Pull out every line below holding the word "icon".

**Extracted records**
——

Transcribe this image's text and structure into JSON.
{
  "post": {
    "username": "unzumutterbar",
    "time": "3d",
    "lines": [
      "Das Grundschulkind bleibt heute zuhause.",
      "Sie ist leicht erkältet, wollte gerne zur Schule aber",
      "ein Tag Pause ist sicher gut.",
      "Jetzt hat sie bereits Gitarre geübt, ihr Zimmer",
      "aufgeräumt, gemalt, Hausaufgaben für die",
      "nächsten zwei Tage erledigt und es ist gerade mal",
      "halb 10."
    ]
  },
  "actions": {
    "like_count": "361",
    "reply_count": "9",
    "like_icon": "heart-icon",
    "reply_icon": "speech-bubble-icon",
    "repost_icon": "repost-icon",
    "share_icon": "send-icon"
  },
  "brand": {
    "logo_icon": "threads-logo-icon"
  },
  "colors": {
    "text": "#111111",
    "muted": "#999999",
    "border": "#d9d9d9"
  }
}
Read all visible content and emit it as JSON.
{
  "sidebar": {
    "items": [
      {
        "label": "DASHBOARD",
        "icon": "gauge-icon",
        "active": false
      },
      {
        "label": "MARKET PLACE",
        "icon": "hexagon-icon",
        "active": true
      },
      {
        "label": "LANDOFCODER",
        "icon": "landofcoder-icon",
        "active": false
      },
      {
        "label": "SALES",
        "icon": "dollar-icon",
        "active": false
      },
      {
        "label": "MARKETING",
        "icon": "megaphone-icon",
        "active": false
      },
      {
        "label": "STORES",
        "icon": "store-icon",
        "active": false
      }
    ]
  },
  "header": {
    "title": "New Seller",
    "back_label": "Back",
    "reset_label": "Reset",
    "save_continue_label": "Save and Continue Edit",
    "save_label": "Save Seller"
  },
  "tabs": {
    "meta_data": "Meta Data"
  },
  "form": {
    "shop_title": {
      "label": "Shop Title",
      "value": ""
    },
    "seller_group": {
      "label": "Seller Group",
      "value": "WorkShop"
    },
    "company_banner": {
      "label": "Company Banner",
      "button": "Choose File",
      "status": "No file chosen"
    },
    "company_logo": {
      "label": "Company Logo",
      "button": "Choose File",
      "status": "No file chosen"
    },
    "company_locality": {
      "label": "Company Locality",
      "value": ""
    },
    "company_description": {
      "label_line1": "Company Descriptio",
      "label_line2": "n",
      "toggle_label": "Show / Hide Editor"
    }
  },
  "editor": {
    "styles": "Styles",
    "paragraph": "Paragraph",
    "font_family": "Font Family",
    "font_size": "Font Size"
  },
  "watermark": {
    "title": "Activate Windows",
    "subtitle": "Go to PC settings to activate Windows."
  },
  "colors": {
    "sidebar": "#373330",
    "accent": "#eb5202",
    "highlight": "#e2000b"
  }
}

——

**ANSWER**
    "like_icon": "heart-icon",
    "reply_icon": "speech-bubble-icon",
    "repost_icon": "repost-icon",
    "share_icon": "send-icon"
    "logo_icon": "threads-logo-icon"
        "icon": "gauge-icon",
        "icon": "hexagon-icon",
        "icon": "landofcoder-icon",
        "icon": "dollar-icon",
        "icon": "megaphone-icon",
        "icon": "store-icon",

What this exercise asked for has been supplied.